Review the material line by line. Identify and copy every line that contains the string "TradingView".

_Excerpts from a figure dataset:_
*-*-*

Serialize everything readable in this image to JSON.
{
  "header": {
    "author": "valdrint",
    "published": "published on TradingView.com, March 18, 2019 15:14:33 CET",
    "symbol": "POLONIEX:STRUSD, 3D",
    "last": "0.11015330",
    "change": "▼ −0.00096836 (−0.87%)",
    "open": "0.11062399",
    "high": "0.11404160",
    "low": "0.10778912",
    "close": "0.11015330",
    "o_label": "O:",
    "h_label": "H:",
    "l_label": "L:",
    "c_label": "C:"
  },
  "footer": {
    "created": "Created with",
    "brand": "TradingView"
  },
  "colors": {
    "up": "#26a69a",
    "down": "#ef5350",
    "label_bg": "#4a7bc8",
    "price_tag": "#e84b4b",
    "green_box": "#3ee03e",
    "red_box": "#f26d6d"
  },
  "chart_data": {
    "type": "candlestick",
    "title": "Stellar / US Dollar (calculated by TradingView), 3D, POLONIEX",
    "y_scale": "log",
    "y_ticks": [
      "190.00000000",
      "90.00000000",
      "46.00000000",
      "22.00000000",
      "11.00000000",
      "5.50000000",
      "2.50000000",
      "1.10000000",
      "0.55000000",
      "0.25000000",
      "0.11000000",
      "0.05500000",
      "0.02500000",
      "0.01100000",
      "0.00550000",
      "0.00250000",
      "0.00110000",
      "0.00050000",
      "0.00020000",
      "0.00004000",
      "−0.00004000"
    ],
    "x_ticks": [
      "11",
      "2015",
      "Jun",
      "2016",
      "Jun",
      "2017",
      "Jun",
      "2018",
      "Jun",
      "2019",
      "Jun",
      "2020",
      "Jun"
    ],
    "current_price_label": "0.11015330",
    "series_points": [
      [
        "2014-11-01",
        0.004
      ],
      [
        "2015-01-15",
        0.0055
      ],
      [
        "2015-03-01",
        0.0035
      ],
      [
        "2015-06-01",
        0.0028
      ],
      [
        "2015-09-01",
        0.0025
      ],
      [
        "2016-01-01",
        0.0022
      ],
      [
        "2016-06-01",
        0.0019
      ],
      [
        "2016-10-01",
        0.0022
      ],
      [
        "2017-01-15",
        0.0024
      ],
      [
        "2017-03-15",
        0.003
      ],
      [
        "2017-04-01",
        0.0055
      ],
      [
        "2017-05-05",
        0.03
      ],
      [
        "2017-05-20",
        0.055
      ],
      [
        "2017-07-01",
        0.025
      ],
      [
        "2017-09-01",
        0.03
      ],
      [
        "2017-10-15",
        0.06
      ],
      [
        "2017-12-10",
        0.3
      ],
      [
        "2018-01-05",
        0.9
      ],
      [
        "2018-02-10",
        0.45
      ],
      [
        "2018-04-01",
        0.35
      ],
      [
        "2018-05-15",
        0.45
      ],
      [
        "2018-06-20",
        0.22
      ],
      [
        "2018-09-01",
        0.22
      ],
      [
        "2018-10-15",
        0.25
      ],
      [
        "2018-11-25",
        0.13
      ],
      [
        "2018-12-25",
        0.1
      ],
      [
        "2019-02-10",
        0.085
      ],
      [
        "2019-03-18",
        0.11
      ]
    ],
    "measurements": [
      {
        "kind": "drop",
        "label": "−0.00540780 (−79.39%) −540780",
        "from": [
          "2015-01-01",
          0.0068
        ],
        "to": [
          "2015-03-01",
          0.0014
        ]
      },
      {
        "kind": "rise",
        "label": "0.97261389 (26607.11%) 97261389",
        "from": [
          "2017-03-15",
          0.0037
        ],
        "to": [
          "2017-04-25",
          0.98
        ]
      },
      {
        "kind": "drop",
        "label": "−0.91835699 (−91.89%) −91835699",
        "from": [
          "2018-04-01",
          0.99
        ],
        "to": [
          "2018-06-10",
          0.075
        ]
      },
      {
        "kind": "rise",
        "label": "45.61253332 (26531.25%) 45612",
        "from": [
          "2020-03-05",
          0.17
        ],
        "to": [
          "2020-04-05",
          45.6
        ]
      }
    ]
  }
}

*-*-*

_Answer to the exercise:_
    "published": "published on TradingView.com, March 18, 2019 15:14:33 CET",
    "brand": "TradingView"
    "title": "Stellar / US Dollar (calculated by TradingView), 3D, POLONIEX",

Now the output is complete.